## WHAT IS NEEDED
An exact copy of every record is needed.

++++++++++

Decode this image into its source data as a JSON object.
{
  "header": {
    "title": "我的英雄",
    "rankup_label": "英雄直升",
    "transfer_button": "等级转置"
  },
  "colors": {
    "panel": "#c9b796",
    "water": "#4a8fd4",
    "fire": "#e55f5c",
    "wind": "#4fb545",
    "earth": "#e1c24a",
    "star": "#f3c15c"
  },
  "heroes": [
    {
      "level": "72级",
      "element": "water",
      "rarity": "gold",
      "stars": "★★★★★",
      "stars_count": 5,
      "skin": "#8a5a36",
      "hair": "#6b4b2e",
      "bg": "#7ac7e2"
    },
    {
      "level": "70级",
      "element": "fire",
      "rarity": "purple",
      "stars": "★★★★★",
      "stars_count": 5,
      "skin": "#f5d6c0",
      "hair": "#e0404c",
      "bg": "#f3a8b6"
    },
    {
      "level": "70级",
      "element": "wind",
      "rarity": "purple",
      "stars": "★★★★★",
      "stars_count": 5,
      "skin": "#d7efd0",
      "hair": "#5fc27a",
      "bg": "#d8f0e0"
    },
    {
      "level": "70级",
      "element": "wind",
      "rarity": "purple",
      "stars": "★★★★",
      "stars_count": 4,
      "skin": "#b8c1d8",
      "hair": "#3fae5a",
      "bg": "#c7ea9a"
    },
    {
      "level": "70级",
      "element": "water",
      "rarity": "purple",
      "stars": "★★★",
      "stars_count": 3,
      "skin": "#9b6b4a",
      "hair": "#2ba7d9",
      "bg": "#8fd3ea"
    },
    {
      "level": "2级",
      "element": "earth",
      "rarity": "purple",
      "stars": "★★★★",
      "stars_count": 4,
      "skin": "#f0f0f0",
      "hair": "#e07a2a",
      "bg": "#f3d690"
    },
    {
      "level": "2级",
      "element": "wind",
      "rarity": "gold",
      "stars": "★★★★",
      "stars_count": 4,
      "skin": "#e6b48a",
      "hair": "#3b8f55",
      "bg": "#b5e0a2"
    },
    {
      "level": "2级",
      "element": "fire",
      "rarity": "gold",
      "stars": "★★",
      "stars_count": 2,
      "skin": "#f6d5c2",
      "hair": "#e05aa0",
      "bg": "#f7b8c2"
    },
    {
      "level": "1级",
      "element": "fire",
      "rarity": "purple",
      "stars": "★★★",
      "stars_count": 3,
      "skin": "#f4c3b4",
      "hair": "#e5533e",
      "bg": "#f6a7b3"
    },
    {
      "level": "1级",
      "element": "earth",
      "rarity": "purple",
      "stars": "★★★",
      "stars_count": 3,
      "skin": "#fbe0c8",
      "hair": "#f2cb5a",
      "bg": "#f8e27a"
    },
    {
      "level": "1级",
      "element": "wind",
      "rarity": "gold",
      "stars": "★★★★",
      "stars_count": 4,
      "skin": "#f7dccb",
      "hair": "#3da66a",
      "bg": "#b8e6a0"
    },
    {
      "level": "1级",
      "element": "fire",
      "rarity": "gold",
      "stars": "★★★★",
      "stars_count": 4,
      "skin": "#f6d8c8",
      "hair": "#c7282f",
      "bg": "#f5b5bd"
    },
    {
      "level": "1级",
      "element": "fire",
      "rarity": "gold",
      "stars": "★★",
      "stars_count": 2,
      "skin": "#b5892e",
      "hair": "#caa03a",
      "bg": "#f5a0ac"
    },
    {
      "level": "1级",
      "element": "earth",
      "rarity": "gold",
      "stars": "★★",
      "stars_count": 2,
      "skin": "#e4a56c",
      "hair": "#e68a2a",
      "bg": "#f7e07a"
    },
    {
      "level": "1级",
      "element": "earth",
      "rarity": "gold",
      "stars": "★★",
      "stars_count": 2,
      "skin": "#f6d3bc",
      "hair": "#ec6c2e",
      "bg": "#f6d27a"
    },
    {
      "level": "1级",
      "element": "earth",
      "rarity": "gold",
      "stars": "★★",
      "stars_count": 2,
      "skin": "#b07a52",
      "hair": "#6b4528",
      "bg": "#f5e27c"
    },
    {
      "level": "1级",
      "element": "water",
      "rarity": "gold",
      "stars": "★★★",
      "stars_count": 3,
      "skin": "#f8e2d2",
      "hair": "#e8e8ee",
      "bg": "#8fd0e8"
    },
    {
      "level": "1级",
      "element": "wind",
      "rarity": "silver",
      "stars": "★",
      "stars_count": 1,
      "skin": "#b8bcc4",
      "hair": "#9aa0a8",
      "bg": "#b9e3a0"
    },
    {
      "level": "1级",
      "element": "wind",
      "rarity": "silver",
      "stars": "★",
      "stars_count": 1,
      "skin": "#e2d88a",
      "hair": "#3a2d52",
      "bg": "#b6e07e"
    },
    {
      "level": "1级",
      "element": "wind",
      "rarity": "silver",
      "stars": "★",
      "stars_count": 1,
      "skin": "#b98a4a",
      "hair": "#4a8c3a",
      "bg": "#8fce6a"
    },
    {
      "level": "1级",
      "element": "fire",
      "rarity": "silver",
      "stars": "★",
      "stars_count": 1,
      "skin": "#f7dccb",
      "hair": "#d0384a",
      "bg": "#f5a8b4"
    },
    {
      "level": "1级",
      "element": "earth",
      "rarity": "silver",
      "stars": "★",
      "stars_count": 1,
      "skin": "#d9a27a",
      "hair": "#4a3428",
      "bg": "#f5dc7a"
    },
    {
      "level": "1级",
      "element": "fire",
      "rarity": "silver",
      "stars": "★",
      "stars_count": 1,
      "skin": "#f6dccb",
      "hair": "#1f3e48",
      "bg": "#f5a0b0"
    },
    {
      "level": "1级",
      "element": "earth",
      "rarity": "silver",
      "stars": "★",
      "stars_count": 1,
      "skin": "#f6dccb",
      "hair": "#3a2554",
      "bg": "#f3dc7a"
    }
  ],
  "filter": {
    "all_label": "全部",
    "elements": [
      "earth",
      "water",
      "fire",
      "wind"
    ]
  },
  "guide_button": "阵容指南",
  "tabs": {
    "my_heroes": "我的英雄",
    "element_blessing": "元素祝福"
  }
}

++++++++++

## FINAL ANSWER
Decode this image into its source data as a JSON object.
{
  "header": {
    "title": "我的英雄",
    "rankup_label": "英雄直升",
    "transfer_button": "等级转置"
  },
  "colors": {
    "panel": "#c9b796",
    "water": "#4a8fd4",
    "fire": "#e55f5c",
    "wind": "#4fb545",
    "earth": "#e1c24a",
    "star": "#f3c15c"
  },
  "heroes": [
    {
      "level": "72级",
      "element": "water",
      "rarity": "gold",
      "stars": "★★★★★",
      "stars_count": 5,
      "skin": "#8a5a36",
      "hair": "#6b4b2e",
      "bg": "#7ac7e2"
    },
    {
      "level": "70级",
      "element": "fire",
      "rarity": "purple",
      "stars": "★★★★★",
      "stars_count": 5,
      "skin": "#f5d6c0",
      "hair": "#e0404c",
      "bg": "#f3a8b6"
    },
    {
      "level": "70级",
      "element": "wind",
      "rarity": "purple",
      "stars": "★★★★★",
      "stars_count": 5,
      "skin": "#d7efd0",
      "hair": "#5fc27a",
      "bg": "#d8f0e0"
    },
    {
      "level": "70级",
      "element": "wind",
      "rarity": "purple",
      "stars": "★★★★",
      "stars_count": 4,
      "skin": "#b8c1d8",
      "hair": "#3fae5a",
      "bg": "#c7ea9a"
    },
    {
      "level": "70级",
      "element": "water",
      "rarity": "purple",
      "stars": "★★★",
      "stars_count": 3,
      "skin": "#9b6b4a",
      "hair": "#2ba7d9",
      "bg": "#8fd3ea"
    },
    {
      "level": "2级",
      "element": "earth",
      "rarity": "purple",
      "stars": "★★★★",
      "stars_count": 4,
      "skin": "#f0f0f0",
      "hair": "#e07a2a",
      "bg": "#f3d690"
    },
    {
      "level": "2级",
      "element": "wind",
      "rarity": "gold",
      "stars": "★★★★",
      "stars_count": 4,
      "skin": "#e6b48a",
      "hair": "#3b8f55",
      "bg": "#b5e0a2"
    },
    {
      "level": "2级",
      "element": "fire",
      "rarity": "gold",
      "stars": "★★",
      "stars_count": 2,
      "skin": "#f6d5c2",
      "hair": "#e05aa0",
      "bg": "#f7b8c2"
    },
    {
      "level": "1级",
      "element": "fire",
      "rarity": "purple",
      "stars": "★★★",
      "stars_count": 3,
      "skin": "#f4c3b4",
      "hair": "#e5533e",
      "bg": "#f6a7b3"
    },
    {
      "level": "1级",
      "element": "earth",
      "rarity": "purple",
      "stars": "★★★",
      "stars_count": 3,
      "skin": "#fbe0c8",
      "hair": "#f2cb5a",
      "bg": "#f8e27a"
    },
    {
      "level": "1级",
      "element": "wind",
      "rarity": "gold",
      "stars": "★★★★",
      "stars_count": 4,
      "skin": "#f7dccb",
      "hair": "#3da66a",
      "bg": "#b8e6a0"
    },
    {
      "level": "1级",
      "element": "fire",
      "rarity": "gold",
      "stars": "★★★★",
      "stars_count": 4,
      "skin": "#f6d8c8",
      "hair": "#c7282f",
      "bg": "#f5b5bd"
    },
    {
      "level": "1级",
      "element": "fire",
      "rarity": "gold",
      "stars": "★★",
      "stars_count": 2,
      "skin": "#b5892e",
      "hair": "#caa03a",
      "bg": "#f5a0ac"
    },
    {
      "level": "1级",
      "element": "earth",
      "rarity": "gold",
      "stars": "★★",
      "stars_count": 2,
      "skin": "#e4a56c",
      "hair": "#e68a2a",
      "bg": "#f7e07a"
    },
    {
      "level": "1级",
      "element": "earth",
      "rarity": "gold",
      "stars": "★★",
      "stars_count": 2,
      "skin": "#f6d3bc",
      "hair": "#ec6c2e",
      "bg": "#f6d27a"
    },
    {
      "level": "1级",
      "element": "earth",
      "rarity": "gold",
      "stars": "★★",
      "stars_count": 2,
      "skin": "#b07a52",
      "hair": "#6b4528",
      "bg": "#f5e27c"
    },
    {
      "level": "1级",
      "element": "water",
      "rarity": "gold",
      "stars": "★★★",
      "stars_count": 3,
      "skin": "#f8e2d2",
      "hair": "#e8e8ee",
      "bg": "#8fd0e8"
    },
    {
      "level": "1级",
      "element": "wind",
      "rarity": "silver",
      "stars": "★",
      "stars_count": 1,
      "skin": "#b8bcc4",
      "hair": "#9aa0a8",
      "bg": "#b9e3a0"
    },
    {
      "level": "1级",
      "element": "wind",
      "rarity": "silver",
      "stars": "★",
      "stars_count": 1,
      "skin": "#e2d88a",
      "hair": "#3a2d52",
      "bg": "#b6e07e"
    },
    {
      "level": "1级",
      "element": "wind",
      "rarity": "silver",
      "stars": "★",
      "stars_count": 1,
      "skin": "#b98a4a",
      "hair": "#4a8c3a",
      "bg": "#8fce6a"
    },
    {
      "level": "1级",
      "element": "fire",
      "rarity": "silver",
      "stars": "★",
      "stars_count": 1,
      "skin": "#f7dccb",
      "hair": "#d0384a",
      "bg": "#f5a8b4"
    },
    {
      "level": "1级",
      "element": "earth",
      "rarity": "silver",
      "stars": "★",
      "stars_count": 1,
      "skin": "#d9a27a",
      "hair": "#4a3428",
      "bg": "#f5dc7a"
    },
    {
      "level": "1级",
      "element": "fire",
      "rarity": "silver",
      "stars": "★",
      "stars_count": 1,
      "skin": "#f6dccb",
      "hair": "#1f3e48",
      "bg": "#f5a0b0"
    },
    {
      "level": "1级",
      "element": "earth",
      "rarity": "silver",
      "stars": "★",
      "stars_count": 1,
      "skin": "#f6dccb",
      "hair": "#3a2554",
      "bg": "#f3dc7a"
    }
  ],
  "filter": {
    "all_label": "全部",
    "elements": [
      "earth",
      "water",
      "fire",
      "wind"
    ]
  },
  "guide_button": "阵容指南",
  "tabs": {
    "my_heroes": "我的英雄",
    "element_blessing": "元素祝福"
  }
}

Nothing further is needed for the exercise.